Exercise input:
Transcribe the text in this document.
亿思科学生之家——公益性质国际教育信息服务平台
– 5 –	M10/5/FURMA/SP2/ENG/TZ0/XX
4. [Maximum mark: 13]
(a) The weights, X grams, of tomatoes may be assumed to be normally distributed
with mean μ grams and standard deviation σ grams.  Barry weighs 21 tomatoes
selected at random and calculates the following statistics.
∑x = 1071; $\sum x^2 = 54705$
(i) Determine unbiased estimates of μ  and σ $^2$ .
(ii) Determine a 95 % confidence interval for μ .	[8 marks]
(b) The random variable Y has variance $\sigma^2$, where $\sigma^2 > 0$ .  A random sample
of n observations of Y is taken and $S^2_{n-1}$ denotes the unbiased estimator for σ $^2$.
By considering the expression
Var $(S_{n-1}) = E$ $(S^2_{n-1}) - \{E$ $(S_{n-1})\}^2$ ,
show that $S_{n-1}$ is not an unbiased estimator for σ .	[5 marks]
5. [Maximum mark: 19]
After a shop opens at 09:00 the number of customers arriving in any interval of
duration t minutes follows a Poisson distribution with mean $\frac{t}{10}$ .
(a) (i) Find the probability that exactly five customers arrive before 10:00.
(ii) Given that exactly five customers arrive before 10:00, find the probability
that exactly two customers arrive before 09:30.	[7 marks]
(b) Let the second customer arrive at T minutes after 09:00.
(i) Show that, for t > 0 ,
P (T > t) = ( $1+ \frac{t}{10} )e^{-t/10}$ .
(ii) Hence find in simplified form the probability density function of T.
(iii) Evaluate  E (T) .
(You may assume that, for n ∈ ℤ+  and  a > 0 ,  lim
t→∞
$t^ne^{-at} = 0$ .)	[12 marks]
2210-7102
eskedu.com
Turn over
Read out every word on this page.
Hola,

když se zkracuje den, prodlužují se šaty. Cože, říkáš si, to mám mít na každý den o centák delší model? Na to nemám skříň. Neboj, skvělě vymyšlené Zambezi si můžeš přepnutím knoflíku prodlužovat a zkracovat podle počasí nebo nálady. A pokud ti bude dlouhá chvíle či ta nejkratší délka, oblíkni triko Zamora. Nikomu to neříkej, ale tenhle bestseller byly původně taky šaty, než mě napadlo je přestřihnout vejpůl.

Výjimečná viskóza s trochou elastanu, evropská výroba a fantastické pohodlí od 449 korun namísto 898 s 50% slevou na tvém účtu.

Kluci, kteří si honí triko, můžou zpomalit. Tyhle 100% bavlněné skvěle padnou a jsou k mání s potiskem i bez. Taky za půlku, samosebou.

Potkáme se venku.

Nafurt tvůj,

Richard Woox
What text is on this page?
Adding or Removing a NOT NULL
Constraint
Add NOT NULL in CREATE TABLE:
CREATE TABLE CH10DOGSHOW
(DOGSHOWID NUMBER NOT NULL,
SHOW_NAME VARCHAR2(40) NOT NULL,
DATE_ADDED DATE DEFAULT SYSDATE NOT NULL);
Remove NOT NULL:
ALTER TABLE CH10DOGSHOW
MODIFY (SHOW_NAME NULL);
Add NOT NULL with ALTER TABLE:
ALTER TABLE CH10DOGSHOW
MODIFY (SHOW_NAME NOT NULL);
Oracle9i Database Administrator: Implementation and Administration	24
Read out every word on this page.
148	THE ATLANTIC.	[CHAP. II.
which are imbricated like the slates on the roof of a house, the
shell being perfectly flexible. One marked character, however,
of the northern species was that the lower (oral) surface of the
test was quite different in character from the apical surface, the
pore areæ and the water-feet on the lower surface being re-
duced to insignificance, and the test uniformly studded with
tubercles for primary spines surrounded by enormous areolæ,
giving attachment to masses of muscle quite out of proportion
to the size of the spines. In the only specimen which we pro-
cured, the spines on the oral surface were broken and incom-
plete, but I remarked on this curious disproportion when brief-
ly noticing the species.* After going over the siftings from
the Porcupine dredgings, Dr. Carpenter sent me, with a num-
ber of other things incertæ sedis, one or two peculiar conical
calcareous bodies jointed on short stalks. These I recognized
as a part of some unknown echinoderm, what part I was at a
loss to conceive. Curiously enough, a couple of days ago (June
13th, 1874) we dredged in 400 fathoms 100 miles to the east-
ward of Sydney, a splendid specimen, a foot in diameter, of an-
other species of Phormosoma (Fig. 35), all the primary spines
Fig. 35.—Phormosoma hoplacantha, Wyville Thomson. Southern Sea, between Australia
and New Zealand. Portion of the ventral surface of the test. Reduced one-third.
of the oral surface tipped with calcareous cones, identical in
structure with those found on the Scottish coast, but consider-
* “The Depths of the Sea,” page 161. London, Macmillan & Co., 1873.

Exercise objective: Of all the lines above, how many contain the word "primary"? Answer with only the number.

Solution: 2